== RECORDS FOR THIS TASK ==

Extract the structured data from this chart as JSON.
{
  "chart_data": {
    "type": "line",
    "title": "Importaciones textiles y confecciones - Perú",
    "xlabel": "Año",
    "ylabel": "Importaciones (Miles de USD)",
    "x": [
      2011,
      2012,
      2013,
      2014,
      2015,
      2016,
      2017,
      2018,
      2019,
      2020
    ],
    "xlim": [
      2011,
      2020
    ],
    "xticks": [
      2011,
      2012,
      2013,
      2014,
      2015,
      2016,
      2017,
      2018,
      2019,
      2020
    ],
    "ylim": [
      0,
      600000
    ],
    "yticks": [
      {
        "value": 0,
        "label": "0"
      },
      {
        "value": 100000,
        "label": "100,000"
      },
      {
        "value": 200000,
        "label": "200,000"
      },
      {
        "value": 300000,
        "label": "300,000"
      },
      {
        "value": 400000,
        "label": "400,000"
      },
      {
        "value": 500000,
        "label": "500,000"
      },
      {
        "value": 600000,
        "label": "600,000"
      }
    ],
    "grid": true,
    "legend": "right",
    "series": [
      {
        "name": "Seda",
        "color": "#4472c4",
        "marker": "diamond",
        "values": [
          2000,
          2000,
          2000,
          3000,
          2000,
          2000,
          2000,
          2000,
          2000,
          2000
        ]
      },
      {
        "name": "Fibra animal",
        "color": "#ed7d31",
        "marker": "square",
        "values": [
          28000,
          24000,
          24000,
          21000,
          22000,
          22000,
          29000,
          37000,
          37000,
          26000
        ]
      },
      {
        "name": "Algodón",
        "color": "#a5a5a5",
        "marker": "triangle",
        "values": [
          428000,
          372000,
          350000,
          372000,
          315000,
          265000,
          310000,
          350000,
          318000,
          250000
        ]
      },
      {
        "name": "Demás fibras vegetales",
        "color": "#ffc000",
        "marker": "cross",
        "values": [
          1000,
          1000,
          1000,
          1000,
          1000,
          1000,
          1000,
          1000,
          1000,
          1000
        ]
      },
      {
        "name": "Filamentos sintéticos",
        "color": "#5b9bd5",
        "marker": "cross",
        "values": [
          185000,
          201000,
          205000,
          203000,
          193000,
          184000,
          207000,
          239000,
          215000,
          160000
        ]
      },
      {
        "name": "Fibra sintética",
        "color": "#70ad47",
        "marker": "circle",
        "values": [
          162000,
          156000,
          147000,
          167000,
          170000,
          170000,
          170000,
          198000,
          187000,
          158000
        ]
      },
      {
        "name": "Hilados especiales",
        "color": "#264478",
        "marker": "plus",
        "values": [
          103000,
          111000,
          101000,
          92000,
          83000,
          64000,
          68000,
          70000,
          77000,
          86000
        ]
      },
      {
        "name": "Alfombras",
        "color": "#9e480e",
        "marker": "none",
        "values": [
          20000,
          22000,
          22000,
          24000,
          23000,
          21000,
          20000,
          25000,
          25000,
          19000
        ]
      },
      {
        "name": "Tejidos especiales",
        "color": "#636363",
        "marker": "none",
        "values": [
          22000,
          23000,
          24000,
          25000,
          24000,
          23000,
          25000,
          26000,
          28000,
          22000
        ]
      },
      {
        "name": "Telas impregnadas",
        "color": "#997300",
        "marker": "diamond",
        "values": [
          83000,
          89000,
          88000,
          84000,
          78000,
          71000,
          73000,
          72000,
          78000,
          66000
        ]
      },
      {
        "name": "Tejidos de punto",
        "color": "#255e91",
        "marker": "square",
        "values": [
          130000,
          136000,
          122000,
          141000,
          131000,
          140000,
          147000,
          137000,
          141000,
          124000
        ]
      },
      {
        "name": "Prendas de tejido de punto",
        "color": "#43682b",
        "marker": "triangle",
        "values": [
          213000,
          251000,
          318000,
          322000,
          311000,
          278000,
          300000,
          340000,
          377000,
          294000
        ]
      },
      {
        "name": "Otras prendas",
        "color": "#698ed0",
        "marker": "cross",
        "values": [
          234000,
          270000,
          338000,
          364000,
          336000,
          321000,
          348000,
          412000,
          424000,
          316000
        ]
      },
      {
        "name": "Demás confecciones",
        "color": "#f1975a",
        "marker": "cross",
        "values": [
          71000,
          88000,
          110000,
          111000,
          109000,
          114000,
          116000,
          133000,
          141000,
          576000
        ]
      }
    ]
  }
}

== WHAT YOU HAVE TO DO ==
Where a line of the records above holds the word "especiales", copy that line.

== EXPECTED ANSWER ==
        "name": "Hilados especiales",
        "name": "Tejidos especiales",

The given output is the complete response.